_Items listed in a dataset_:
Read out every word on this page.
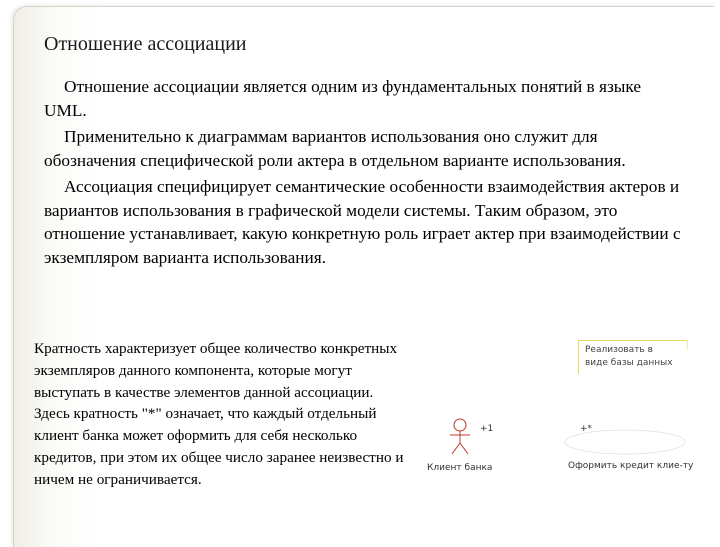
Отношение ассоциации

Отношение ассоциации является одним из фундаментальных понятий в языке UML.

Применительно к диаграммам вариантов использования оно служит для обозначения специфической роли актера в отдельном варианте использования.

Ассоциация специфицирует семантические особенности взаимодействия актеров и вариантов использования в графической модели системы. Таким образом, это отношение устанавливает, какую конкретную роль играет актер при взаимодействии с экземпляром варианта использования.

Кратность характеризует общее количество конкретных экземпляров данного компонента, которые могут выступать в качестве элементов данной ассоциации.

Здесь кратность "*" означает, что каждый отдельный клиент банка может оформить для себя несколько кредитов, при этом их общее число заранее неизвестно и ничем не ограничивается.

Реализовать в
виде базы данных
Клиент банка
+1	+*
Оформить кредит клие-ту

_The problem_: Every record must be copied exactly, with images dropped from the result.

_Correct result_:
Read out every word on this page.
Отношение ассоциации

Отношение ассоциации является одним из фундаментальных понятий в языке UML.

Применительно к диаграммам вариантов использования оно служит для обозначения специфической роли актера в отдельном варианте использования.

Ассоциация специфицирует семантические особенности взаимодействия актеров и вариантов использования в графической модели системы. Таким образом, это отношение устанавливает, какую конкретную роль играет актер при взаимодействии с экземпляром варианта использования.

Кратность характеризует общее количество конкретных экземпляров данного компонента, которые могут выступать в качестве элементов данной ассоциации.

Здесь кратность "*" означает, что каждый отдельный клиент банка может оформить для себя несколько кредитов, при этом их общее число заранее неизвестно и ничем не ограничивается.

Реализовать в
виде базы данных
Клиент банка
+1	+*
Оформить кредит клие-ту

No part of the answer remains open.